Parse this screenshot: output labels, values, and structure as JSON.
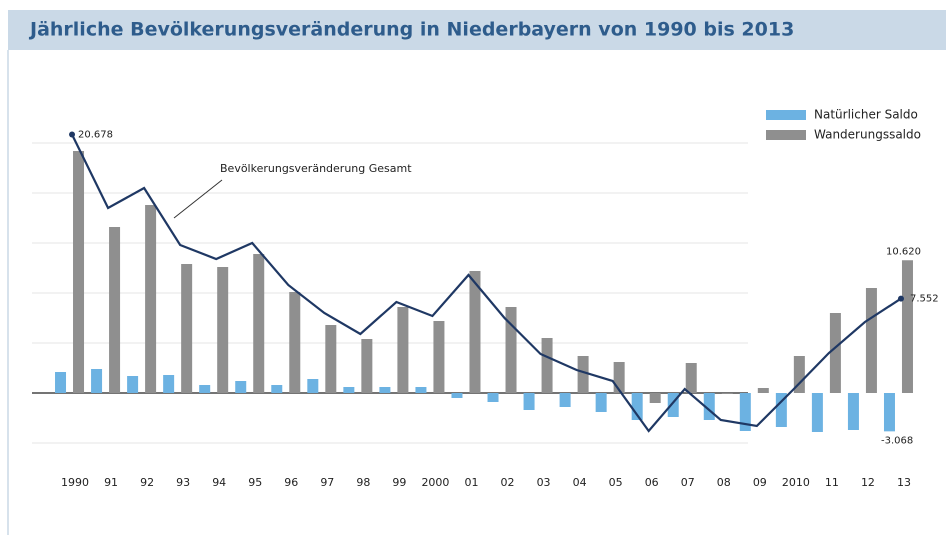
{
  "chart_data": {
    "type": "bar_line",
    "title": "Jährliche Bevölkerungsveränderung in Niederbayern von 1990 bis 2013",
    "categories": [
      "1990",
      "91",
      "92",
      "93",
      "94",
      "95",
      "96",
      "97",
      "98",
      "99",
      "2000",
      "01",
      "02",
      "03",
      "04",
      "05",
      "06",
      "07",
      "08",
      "09",
      "2010",
      "11",
      "12",
      "13"
    ],
    "series": [
      {
        "name": "Natürlicher Saldo",
        "color": "#6cb2e2",
        "kind": "bar",
        "values": [
          1680,
          1920,
          1360,
          1440,
          640,
          960,
          640,
          1120,
          480,
          480,
          480,
          -400,
          -720,
          -1360,
          -1120,
          -1520,
          -2160,
          -1920,
          -2160,
          -3040,
          -2720,
          -3120,
          -2960,
          -3068
        ],
        "value_labels": [
          null,
          null,
          null,
          null,
          null,
          null,
          null,
          null,
          null,
          null,
          null,
          null,
          null,
          null,
          null,
          null,
          null,
          null,
          null,
          null,
          null,
          null,
          null,
          "-3.068"
        ]
      },
      {
        "name": "Wanderungssaldo",
        "color": "#8f8f8f",
        "kind": "bar",
        "values": [
          19360,
          13280,
          15040,
          10320,
          10080,
          11120,
          8080,
          5440,
          4320,
          6880,
          5760,
          9760,
          6880,
          4400,
          2960,
          2480,
          -800,
          2400,
          -80,
          400,
          2960,
          6400,
          8400,
          10620
        ],
        "value_labels": [
          null,
          null,
          null,
          null,
          null,
          null,
          null,
          null,
          null,
          null,
          null,
          null,
          null,
          null,
          null,
          null,
          null,
          null,
          null,
          null,
          null,
          null,
          null,
          "10.620"
        ]
      },
      {
        "name": "Bevölkerungsveränderung Gesamt",
        "color": "#1f3864",
        "kind": "line",
        "values": [
          20678,
          14800,
          16400,
          11840,
          10720,
          12000,
          8640,
          6400,
          4720,
          7280,
          6160,
          9440,
          6000,
          3120,
          1840,
          960,
          -3040,
          320,
          -2160,
          -2640,
          240,
          3200,
          5680,
          7552
        ],
        "value_labels": [
          "20.678",
          null,
          null,
          null,
          null,
          null,
          null,
          null,
          null,
          null,
          null,
          null,
          null,
          null,
          null,
          null,
          null,
          null,
          null,
          null,
          null,
          null,
          null,
          "7.552"
        ]
      }
    ],
    "ylim": [
      -5000,
      22000
    ],
    "yticks": [
      -4000,
      0,
      4000,
      8000,
      12000,
      16000,
      20000
    ],
    "grid": true,
    "legend": "upper right"
  }
}
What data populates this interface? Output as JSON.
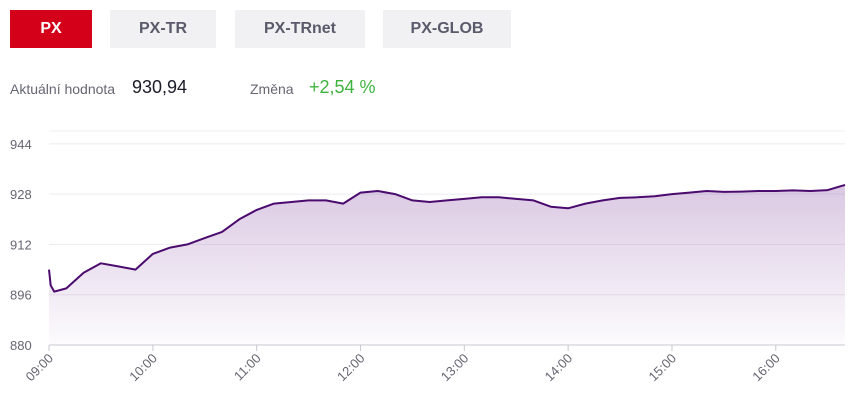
{
  "tabs": [
    {
      "label": "PX",
      "active": true
    },
    {
      "label": "PX-TR",
      "active": false
    },
    {
      "label": "PX-TRnet",
      "active": false
    },
    {
      "label": "PX-GLOB",
      "active": false
    }
  ],
  "stats": {
    "current_label": "Aktuální hodnota",
    "current_value": "930,94",
    "change_label": "Změna",
    "change_value": "+2,54 %"
  },
  "colors": {
    "accent": "#d4001a",
    "line": "#4b0a6e",
    "area": "#7d3c9b",
    "positive": "#3fb33f"
  },
  "chart_data": {
    "type": "area",
    "title": "",
    "xlabel": "",
    "ylabel": "",
    "ylim": [
      880,
      950
    ],
    "yticks": [
      944,
      928,
      912,
      896,
      880
    ],
    "xticks": [
      "09:00",
      "10:00",
      "11:00",
      "12:00",
      "13:00",
      "14:00",
      "15:00",
      "16:00"
    ],
    "xlim": [
      "09:00",
      "16:40"
    ],
    "grid": true,
    "legend": "none",
    "series": [
      {
        "x": [
          "09:00",
          "09:01",
          "09:03",
          "09:10",
          "09:20",
          "09:30",
          "09:40",
          "09:50",
          "10:00",
          "10:10",
          "10:20",
          "10:30",
          "10:40",
          "10:50",
          "11:00",
          "11:10",
          "11:20",
          "11:30",
          "11:40",
          "11:50",
          "12:00",
          "12:10",
          "12:20",
          "12:30",
          "12:40",
          "12:50",
          "13:00",
          "13:10",
          "13:20",
          "13:30",
          "13:40",
          "13:50",
          "14:00",
          "14:10",
          "14:20",
          "14:30",
          "14:40",
          "14:50",
          "15:00",
          "15:10",
          "15:20",
          "15:30",
          "15:40",
          "15:50",
          "16:00",
          "16:10",
          "16:20",
          "16:30",
          "16:40"
        ],
        "values": [
          904,
          899,
          897,
          898,
          903,
          906,
          905,
          904,
          909,
          911,
          912,
          914,
          916,
          920,
          923,
          925,
          925.5,
          926,
          926,
          925,
          928.5,
          929,
          928,
          926,
          925.5,
          926,
          926.5,
          927,
          927,
          926.5,
          926,
          924,
          923.5,
          925,
          926,
          926.8,
          927,
          927.3,
          928,
          928.5,
          929,
          928.7,
          928.8,
          929,
          929,
          929.2,
          929,
          929.3,
          930.94
        ]
      }
    ]
  }
}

....

> [Given request] Verbatim reproduction of every record is required; images are left out.

> [The solution]
Parse this screenshot: output labels, values, and structure as JSON.
{
  "chart_data": {
    "type": "bar_line",
    "title": "Jährliche Bevölkerungsveränderung in Niederbayern von 1990 bis 2013",
    "categories": [
      "1990",
      "91",
      "92",
      "93",
      "94",
      "95",
      "96",
      "97",
      "98",
      "99",
      "2000",
      "01",
      "02",
      "03",
      "04",
      "05",
      "06",
      "07",
      "08",
      "09",
      "2010",
      "11",
      "12",
      "13"
    ],
    "series": [
      {
        "name": "Natürlicher Saldo",
        "color": "#6cb2e2",
        "kind": "bar",
        "values": [
          1680,
          1920,
          1360,
          1440,
          640,
          960,
          640,
          1120,
          480,
          480,
          480,
          -400,
          -720,
          -1360,
          -1120,
          -1520,
          -2160,
          -1920,
          -2160,
          -3040,
          -2720,
          -3120,
          -2960,
          -3068
        ],
        "value_labels": [
          null,
          null,
          null,
          null,
          null,
          null,
          null,
          null,
          null,
          null,
          null,
          null,
          null,
          null,
          null,
          null,
          null,
          null,
          null,
          null,
          null,
          null,
          null,
          "-3.068"
        ]
      },
      {
        "name": "Wanderungssaldo",
        "color": "#8f8f8f",
        "kind": "bar",
        "values": [
          19360,
          13280,
          15040,
          10320,
          10080,
          11120,
          8080,
          5440,
          4320,
          6880,
          5760,
          9760,
          6880,
          4400,
          2960,
          2480,
          -800,
          2400,
          -80,
          400,
          2960,
          6400,
          8400,
          10620
        ],
        "value_labels": [
          null,
          null,
          null,
          null,
          null,
          null,
          null,
          null,
          null,
          null,
          null,
          null,
          null,
          null,
          null,
          null,
          null,
          null,
          null,
          null,
          null,
          null,
          null,
          "10.620"
        ]
      },
      {
        "name": "Bevölkerungsveränderung Gesamt",
        "color": "#1f3864",
        "kind": "line",
        "values": [
          20678,
          14800,
          16400,
          11840,
          10720,
          12000,
          8640,
          6400,
          4720,
          7280,
          6160,
          9440,
          6000,
          3120,
          1840,
          960,
          -3040,
          320,
          -2160,
          -2640,
          240,
          3200,
          5680,
          7552
        ],
        "value_labels": [
          "20.678",
          null,
          null,
          null,
          null,
          null,
          null,
          null,
          null,
          null,
          null,
          null,
          null,
          null,
          null,
          null,
          null,
          null,
          null,
          null,
          null,
          null,
          null,
          "7.552"
        ]
      }
    ],
    "ylim": [
      -5000,
      22000
    ],
    "yticks": [
      -4000,
      0,
      4000,
      8000,
      12000,
      16000,
      20000
    ],
    "grid": true,
    "legend": "upper right"
  }
}
What data populates this interface? Output as JSON.
{
  "tabs": [
    {
      "label": "PX",
      "active": true
    },
    {
      "label": "PX-TR",
      "active": false
    },
    {
      "label": "PX-TRnet",
      "active": false
    },
    {
      "label": "PX-GLOB",
      "active": false
    }
  ],
  "stats": {
    "current_label": "Aktuální hodnota",
    "current_value": "930,94",
    "change_label": "Změna",
    "change_value": "+2,54 %"
  },
  "colors": {
    "accent": "#d4001a",
    "line": "#4b0a6e",
    "area": "#7d3c9b",
    "positive": "#3fb33f"
  },
  "chart_data": {
    "type": "area",
    "title": "",
    "xlabel": "",
    "ylabel": "",
    "ylim": [
      880,
      950
    ],
    "yticks": [
      944,
      928,
      912,
      896,
      880
    ],
    "xticks": [
      "09:00",
      "10:00",
      "11:00",
      "12:00",
      "13:00",
      "14:00",
      "15:00",
      "16:00"
    ],
    "xlim": [
      "09:00",
      "16:40"
    ],
    "grid": true,
    "legend": "none",
    "series": [
      {
        "x": [
          "09:00",
          "09:01",
          "09:03",
          "09:10",
          "09:20",
          "09:30",
          "09:40",
          "09:50",
          "10:00",
          "10:10",
          "10:20",
          "10:30",
          "10:40",
          "10:50",
          "11:00",
          "11:10",
          "11:20",
          "11:30",
          "11:40",
          "11:50",
          "12:00",
          "12:10",
          "12:20",
          "12:30",
          "12:40",
          "12:50",
          "13:00",
          "13:10",
          "13:20",
          "13:30",
          "13:40",
          "13:50",
          "14:00",
          "14:10",
          "14:20",
          "14:30",
          "14:40",
          "14:50",
          "15:00",
          "15:10",
          "15:20",
          "15:30",
          "15:40",
          "15:50",
          "16:00",
          "16:10",
          "16:20",
          "16:30",
          "16:40"
        ],
        "values": [
          904,
          899,
          897,
          898,
          903,
          906,
          905,
          904,
          909,
          911,
          912,
          914,
          916,
          920,
          923,
          925,
          925.5,
          926,
          926,
          925,
          928.5,
          929,
          928,
          926,
          925.5,
          926,
          926.5,
          927,
          927,
          926.5,
          926,
          924,
          923.5,
          925,
          926,
          926.8,
          927,
          927.3,
          928,
          928.5,
          929,
          928.7,
          928.8,
          929,
          929,
          929.2,
          929,
          929.3,
          930.94
        ]
      }
    ]
  }
}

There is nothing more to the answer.